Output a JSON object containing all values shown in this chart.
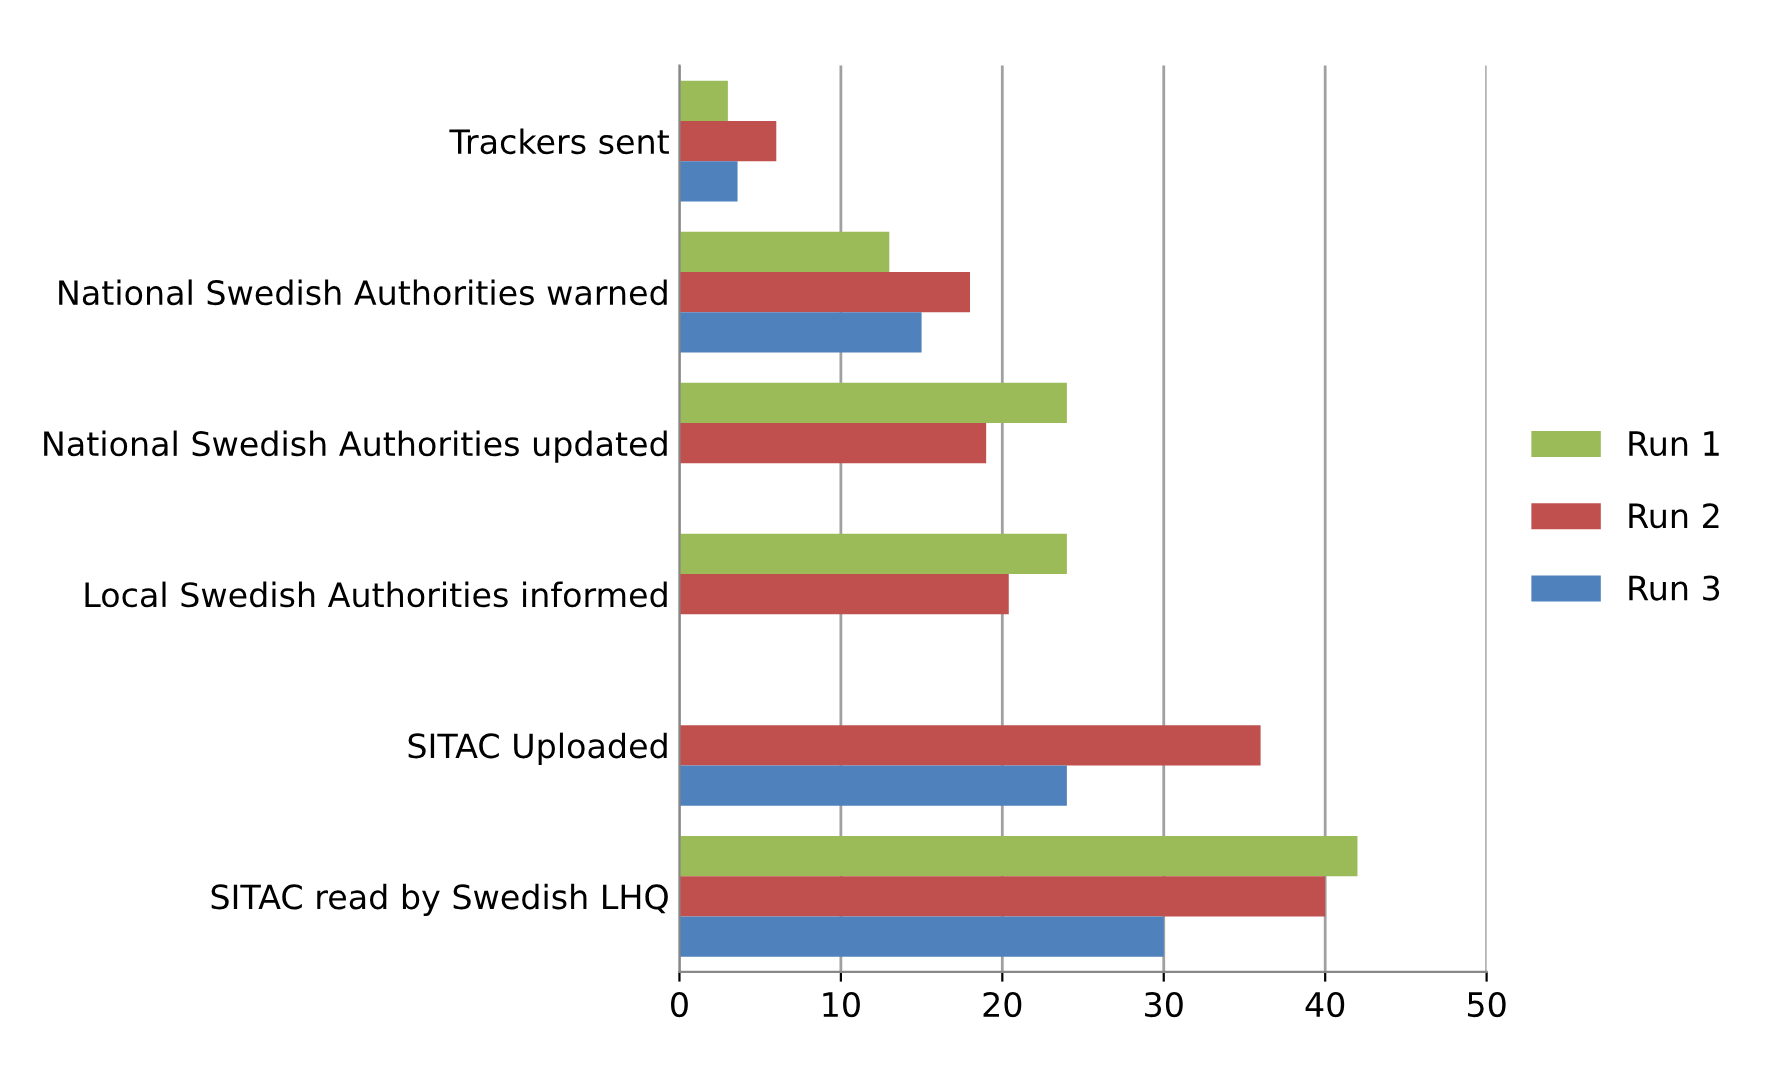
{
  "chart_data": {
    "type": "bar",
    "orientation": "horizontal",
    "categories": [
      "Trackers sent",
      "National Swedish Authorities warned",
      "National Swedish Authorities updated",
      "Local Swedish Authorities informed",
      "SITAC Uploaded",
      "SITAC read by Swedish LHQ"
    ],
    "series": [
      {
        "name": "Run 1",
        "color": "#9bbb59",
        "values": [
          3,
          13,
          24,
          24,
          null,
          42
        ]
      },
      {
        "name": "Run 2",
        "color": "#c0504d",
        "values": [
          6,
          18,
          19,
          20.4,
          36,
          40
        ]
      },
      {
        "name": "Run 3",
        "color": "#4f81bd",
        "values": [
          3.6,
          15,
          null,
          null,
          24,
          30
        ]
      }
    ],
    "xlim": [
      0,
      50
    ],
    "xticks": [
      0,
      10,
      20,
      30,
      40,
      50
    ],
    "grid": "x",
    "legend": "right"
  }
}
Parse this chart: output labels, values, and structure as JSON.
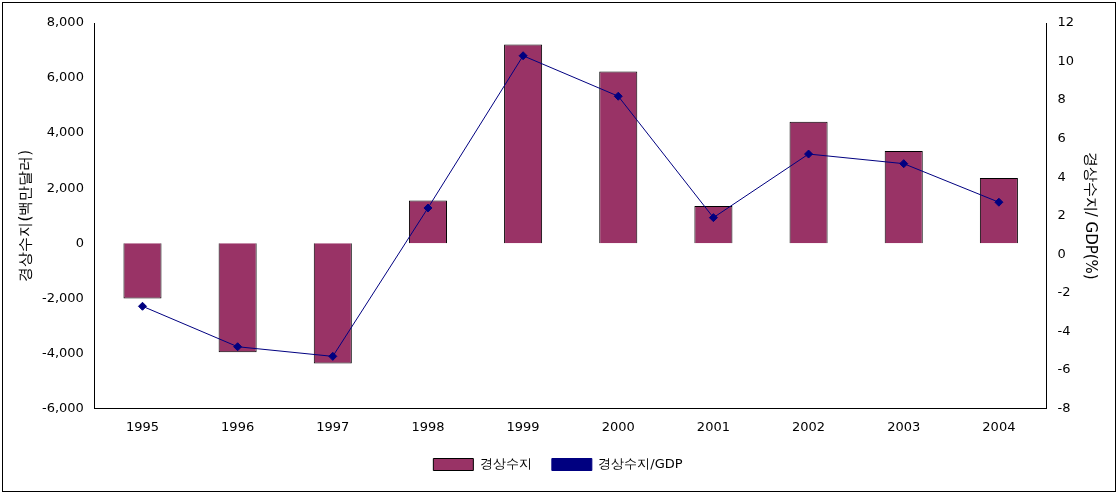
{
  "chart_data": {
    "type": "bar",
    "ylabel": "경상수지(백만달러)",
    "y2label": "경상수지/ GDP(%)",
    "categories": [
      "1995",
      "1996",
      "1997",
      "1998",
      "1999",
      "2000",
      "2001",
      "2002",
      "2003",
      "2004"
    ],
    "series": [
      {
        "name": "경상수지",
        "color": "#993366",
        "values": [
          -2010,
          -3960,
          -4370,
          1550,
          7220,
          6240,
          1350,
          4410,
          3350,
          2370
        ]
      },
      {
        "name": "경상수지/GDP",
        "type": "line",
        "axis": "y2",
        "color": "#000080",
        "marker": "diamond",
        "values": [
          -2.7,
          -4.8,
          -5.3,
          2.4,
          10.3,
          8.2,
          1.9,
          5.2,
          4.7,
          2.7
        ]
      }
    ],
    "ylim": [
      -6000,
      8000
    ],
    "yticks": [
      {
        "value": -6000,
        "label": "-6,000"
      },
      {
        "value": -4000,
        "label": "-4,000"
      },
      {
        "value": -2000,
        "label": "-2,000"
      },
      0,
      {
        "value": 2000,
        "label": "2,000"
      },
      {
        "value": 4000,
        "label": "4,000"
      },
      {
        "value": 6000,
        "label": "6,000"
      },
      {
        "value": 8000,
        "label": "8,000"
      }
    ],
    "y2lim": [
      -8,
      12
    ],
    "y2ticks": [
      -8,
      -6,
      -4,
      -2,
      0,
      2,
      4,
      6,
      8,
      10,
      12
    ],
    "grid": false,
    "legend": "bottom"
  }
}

*****

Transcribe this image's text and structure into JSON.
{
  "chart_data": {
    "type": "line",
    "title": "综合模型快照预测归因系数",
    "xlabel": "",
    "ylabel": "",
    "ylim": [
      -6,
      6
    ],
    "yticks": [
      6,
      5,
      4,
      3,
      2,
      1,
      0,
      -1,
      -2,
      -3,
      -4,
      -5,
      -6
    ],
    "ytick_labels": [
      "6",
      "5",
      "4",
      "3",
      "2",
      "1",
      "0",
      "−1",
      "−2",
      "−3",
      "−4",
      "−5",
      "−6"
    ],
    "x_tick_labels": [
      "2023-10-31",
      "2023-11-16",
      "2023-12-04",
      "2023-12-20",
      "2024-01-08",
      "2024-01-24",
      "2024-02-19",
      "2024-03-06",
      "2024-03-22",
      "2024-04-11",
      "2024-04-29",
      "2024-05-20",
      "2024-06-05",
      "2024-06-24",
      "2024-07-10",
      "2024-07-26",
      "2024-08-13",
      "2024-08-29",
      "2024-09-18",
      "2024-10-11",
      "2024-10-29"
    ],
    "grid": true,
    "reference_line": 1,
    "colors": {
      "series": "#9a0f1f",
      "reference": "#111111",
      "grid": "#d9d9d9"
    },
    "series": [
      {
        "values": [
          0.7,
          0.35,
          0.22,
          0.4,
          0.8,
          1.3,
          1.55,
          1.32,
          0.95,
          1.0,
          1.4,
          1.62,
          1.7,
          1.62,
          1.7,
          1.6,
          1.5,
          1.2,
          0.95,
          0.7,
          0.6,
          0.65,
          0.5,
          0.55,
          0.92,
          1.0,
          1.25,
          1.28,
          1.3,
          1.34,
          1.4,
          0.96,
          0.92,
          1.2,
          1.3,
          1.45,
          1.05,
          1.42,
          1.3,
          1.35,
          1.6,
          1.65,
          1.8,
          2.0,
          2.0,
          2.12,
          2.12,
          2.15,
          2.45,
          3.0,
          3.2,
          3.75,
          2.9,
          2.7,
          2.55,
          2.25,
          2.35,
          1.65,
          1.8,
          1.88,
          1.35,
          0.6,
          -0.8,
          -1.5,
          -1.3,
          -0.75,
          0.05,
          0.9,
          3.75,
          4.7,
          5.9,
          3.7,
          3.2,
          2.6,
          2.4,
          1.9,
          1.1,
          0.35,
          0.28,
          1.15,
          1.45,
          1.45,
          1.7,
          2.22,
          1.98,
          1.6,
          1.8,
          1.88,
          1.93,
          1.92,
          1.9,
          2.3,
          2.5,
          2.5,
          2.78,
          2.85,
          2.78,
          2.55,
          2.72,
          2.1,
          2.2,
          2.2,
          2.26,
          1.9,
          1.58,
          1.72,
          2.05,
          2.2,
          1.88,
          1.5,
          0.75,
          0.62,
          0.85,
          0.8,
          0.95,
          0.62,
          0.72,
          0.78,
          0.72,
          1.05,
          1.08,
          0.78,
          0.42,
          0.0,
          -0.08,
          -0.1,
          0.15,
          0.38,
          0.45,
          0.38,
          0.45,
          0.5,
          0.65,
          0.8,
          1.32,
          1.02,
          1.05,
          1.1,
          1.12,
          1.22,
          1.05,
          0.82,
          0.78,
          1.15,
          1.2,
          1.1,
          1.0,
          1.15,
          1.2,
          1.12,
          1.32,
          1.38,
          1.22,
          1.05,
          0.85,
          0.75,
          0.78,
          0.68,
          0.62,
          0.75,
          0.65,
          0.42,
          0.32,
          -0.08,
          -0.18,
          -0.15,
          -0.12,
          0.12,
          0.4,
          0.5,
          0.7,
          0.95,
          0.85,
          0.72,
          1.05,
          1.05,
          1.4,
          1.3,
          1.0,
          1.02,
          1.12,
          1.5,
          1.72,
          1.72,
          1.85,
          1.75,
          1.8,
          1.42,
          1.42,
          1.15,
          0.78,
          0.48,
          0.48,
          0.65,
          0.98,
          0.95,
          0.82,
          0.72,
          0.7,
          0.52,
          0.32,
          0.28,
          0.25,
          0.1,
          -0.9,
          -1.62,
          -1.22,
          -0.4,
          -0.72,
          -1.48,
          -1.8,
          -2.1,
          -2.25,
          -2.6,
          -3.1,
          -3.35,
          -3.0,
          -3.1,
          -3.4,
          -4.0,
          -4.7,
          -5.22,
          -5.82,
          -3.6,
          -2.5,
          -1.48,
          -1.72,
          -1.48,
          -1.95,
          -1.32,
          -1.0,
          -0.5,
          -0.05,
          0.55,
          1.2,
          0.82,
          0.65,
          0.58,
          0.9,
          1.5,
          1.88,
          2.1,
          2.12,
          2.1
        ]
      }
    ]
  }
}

*****

Task to carry out
Each line of the data that includes the word "name" counts once; report the total and nothing more.

Answer to the task
5